- Short problem -
Wherever the string "screenshot" occurs in a line of these records, report that line.
============
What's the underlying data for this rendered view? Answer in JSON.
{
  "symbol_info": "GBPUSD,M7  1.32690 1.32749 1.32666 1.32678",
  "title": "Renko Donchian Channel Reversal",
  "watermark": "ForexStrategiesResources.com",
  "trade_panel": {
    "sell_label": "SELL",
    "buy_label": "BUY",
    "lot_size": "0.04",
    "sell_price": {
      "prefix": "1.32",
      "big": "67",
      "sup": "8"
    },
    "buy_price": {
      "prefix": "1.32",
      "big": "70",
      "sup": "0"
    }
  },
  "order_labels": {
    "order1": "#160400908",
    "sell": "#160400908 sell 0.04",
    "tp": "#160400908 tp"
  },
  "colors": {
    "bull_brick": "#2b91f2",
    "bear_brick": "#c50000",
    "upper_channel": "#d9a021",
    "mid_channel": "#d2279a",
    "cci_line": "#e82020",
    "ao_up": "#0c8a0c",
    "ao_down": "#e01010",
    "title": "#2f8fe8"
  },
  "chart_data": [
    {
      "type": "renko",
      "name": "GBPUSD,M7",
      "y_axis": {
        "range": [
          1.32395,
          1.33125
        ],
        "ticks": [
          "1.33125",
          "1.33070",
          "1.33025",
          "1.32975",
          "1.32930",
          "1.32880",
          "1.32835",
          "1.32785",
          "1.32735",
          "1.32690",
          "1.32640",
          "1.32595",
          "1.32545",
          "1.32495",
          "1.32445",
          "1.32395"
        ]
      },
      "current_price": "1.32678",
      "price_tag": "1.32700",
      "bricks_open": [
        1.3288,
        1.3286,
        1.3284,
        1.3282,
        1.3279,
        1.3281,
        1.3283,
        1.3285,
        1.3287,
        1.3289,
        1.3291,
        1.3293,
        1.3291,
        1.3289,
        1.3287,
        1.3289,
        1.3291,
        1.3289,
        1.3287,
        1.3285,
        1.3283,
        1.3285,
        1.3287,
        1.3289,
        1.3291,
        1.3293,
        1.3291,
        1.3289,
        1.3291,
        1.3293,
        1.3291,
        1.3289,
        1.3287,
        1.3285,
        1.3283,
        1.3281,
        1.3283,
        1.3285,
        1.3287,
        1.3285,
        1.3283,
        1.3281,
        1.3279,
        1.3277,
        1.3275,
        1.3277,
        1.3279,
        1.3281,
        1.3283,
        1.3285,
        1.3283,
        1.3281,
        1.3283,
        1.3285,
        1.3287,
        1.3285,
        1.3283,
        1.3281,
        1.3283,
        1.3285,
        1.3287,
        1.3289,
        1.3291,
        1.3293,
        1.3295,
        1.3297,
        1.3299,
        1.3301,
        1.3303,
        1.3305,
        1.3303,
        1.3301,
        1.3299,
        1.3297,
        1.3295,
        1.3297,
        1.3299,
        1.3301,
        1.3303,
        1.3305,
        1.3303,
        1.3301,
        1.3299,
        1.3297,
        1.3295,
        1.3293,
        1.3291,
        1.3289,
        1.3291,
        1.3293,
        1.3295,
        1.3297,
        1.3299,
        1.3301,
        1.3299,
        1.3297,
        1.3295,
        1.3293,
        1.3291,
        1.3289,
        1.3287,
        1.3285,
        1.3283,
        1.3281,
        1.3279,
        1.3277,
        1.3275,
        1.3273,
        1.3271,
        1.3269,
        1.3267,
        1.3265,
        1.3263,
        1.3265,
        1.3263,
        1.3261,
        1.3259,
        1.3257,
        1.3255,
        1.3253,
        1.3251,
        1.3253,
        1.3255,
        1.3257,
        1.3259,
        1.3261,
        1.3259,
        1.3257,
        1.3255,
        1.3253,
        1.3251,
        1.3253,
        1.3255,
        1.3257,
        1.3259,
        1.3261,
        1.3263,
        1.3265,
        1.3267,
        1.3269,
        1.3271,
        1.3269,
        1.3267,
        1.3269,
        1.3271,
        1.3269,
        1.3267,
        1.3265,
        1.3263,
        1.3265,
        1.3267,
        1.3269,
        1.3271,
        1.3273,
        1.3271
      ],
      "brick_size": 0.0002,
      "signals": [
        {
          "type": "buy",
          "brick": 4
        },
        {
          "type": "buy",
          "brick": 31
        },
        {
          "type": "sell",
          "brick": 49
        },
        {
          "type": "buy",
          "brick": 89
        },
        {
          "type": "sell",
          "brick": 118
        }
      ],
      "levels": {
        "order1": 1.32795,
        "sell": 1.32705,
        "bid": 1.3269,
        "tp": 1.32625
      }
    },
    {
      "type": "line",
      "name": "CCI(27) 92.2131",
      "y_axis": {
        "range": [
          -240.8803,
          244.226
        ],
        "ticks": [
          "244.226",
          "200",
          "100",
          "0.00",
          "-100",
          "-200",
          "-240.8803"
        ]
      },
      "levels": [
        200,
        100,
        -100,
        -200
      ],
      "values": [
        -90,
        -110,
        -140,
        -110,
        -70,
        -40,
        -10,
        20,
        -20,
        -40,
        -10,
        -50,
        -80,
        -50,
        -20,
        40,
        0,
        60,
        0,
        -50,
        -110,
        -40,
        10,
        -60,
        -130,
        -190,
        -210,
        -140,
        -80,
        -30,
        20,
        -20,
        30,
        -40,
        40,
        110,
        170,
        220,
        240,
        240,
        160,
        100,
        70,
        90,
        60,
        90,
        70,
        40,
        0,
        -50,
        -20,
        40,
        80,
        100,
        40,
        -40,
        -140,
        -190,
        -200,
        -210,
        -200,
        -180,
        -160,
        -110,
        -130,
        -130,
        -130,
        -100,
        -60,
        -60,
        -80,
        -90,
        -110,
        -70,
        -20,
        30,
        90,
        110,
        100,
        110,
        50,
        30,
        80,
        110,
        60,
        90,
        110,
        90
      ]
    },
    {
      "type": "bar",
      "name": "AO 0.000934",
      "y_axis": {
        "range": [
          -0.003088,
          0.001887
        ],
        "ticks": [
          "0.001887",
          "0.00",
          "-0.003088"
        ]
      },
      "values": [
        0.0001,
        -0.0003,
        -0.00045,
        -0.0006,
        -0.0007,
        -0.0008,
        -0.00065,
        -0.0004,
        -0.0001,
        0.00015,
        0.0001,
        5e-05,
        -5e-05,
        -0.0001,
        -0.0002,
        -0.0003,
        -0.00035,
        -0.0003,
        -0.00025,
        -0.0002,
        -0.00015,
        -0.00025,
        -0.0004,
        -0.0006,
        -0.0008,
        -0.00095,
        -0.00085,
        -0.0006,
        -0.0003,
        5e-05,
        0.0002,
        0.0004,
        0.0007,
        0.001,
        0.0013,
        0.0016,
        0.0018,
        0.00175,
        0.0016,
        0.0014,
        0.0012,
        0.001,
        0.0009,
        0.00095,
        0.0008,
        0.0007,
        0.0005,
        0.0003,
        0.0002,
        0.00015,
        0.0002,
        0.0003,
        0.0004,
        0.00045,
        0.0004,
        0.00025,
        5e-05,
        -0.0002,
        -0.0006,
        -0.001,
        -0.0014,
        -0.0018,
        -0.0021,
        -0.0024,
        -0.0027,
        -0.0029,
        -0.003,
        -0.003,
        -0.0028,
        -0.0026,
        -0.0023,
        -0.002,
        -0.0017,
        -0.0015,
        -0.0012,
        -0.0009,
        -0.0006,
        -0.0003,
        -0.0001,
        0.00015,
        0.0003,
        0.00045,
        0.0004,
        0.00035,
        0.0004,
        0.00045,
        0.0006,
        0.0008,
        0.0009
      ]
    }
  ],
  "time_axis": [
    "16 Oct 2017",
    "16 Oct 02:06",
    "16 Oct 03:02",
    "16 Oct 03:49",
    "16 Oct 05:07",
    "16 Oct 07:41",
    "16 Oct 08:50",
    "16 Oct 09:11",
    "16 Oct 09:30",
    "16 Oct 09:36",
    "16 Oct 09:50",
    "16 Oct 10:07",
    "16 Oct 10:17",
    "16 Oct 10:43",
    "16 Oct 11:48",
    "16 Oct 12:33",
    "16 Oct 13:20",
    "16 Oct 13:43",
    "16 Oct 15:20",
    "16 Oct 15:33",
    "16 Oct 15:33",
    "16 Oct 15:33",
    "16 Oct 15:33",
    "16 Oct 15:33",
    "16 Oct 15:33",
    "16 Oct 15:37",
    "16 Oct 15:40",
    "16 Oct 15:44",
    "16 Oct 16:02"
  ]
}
============
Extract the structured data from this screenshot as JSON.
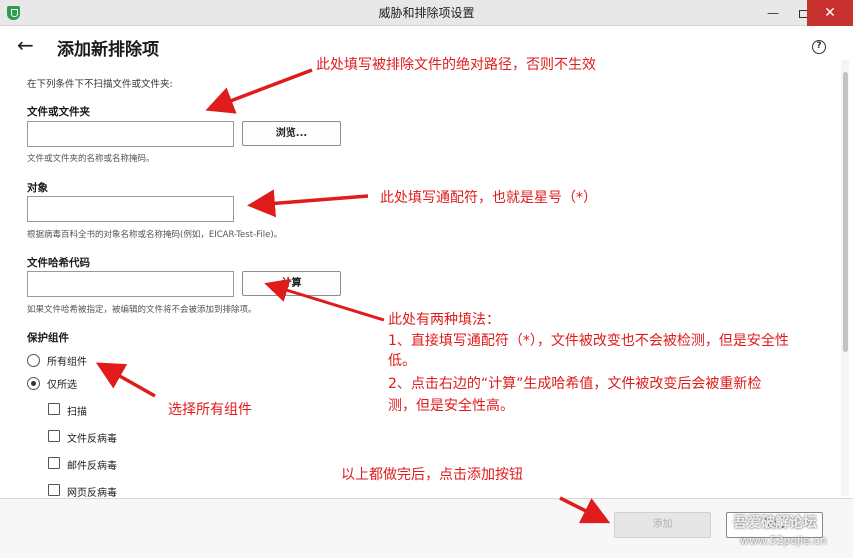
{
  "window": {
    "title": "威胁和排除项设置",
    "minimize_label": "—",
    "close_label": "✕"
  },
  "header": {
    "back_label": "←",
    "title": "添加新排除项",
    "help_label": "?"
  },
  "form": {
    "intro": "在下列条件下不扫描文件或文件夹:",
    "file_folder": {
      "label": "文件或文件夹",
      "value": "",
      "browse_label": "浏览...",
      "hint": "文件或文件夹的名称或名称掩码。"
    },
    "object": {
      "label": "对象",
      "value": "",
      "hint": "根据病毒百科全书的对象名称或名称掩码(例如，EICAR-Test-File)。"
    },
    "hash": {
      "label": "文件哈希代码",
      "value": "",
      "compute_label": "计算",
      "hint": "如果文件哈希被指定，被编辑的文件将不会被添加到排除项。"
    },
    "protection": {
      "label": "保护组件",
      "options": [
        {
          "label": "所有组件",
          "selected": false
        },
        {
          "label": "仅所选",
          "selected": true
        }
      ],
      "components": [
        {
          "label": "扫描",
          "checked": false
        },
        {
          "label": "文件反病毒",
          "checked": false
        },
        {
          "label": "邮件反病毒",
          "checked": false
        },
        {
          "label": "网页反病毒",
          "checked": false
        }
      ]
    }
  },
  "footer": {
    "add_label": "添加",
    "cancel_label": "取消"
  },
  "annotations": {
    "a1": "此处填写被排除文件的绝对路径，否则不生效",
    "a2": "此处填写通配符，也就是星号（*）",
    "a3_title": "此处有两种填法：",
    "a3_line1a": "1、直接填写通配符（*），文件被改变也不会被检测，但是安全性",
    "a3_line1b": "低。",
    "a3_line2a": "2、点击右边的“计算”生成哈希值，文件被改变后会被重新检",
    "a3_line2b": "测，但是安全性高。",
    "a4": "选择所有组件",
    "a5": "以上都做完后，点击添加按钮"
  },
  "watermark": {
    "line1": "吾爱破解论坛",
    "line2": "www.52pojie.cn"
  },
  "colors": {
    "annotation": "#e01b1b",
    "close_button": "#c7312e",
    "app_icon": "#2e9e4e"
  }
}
============
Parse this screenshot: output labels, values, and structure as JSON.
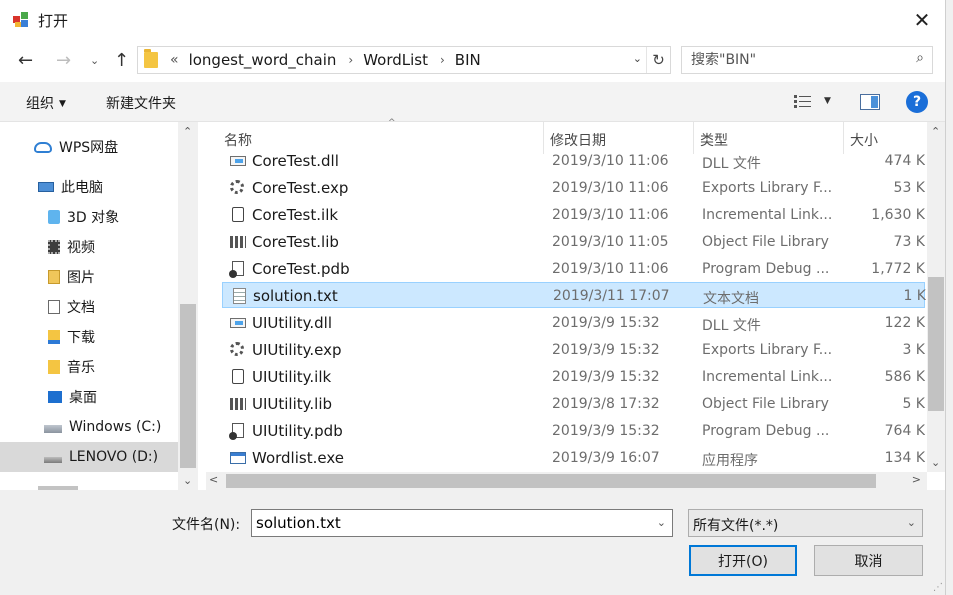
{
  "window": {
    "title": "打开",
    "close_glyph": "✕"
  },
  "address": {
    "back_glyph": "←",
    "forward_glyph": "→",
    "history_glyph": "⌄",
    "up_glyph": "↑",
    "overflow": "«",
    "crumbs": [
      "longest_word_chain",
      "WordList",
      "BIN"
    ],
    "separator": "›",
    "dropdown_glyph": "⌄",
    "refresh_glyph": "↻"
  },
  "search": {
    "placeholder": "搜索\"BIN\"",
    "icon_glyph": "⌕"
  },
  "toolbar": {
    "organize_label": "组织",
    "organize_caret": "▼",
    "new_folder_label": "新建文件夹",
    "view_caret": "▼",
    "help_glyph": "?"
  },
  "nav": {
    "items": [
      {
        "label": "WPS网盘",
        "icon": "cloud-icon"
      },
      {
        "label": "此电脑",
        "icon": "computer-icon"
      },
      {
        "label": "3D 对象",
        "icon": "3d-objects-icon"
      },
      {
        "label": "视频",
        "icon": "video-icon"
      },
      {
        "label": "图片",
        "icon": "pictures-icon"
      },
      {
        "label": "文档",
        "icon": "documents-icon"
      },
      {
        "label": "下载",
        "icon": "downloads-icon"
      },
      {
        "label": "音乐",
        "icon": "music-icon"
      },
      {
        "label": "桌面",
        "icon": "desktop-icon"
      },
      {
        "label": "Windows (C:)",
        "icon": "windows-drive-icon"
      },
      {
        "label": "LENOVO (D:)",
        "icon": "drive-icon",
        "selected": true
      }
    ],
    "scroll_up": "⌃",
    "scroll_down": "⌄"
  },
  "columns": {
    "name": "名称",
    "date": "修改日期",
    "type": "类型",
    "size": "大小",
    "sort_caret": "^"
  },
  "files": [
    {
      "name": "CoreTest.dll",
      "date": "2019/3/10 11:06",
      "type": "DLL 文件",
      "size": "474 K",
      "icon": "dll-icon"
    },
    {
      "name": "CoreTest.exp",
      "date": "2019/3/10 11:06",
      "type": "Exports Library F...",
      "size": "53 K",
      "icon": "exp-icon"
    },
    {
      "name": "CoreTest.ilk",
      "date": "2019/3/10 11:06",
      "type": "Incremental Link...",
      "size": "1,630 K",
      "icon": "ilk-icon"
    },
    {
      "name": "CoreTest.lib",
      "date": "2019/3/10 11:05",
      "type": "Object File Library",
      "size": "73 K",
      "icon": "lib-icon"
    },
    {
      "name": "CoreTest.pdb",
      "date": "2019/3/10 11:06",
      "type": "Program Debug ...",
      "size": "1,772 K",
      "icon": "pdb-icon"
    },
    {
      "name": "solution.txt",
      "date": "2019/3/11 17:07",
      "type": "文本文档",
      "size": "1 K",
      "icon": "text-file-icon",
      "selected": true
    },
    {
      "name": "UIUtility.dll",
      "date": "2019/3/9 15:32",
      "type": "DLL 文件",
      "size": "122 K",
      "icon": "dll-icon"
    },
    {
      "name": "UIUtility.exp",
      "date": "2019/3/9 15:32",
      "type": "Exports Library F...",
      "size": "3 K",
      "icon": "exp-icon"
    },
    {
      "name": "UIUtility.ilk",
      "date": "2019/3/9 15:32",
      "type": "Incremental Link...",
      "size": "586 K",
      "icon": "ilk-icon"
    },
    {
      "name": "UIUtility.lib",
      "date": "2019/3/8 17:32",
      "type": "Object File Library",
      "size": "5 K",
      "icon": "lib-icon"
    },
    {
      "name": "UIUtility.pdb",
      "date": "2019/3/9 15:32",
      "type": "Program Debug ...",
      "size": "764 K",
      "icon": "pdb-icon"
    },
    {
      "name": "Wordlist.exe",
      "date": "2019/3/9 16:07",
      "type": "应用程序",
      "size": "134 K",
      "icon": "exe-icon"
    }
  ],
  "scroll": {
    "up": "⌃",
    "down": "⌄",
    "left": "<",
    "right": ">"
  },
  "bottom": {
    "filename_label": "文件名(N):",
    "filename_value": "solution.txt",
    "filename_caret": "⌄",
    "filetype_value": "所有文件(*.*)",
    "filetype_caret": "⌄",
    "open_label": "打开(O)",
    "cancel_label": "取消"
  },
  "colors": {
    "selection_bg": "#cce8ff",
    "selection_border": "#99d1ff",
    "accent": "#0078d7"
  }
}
============
- Solution for this task -
Extract the structured data from this screenshot as JSON.
Parse this screenshot: output labels, values, and structure as JSON.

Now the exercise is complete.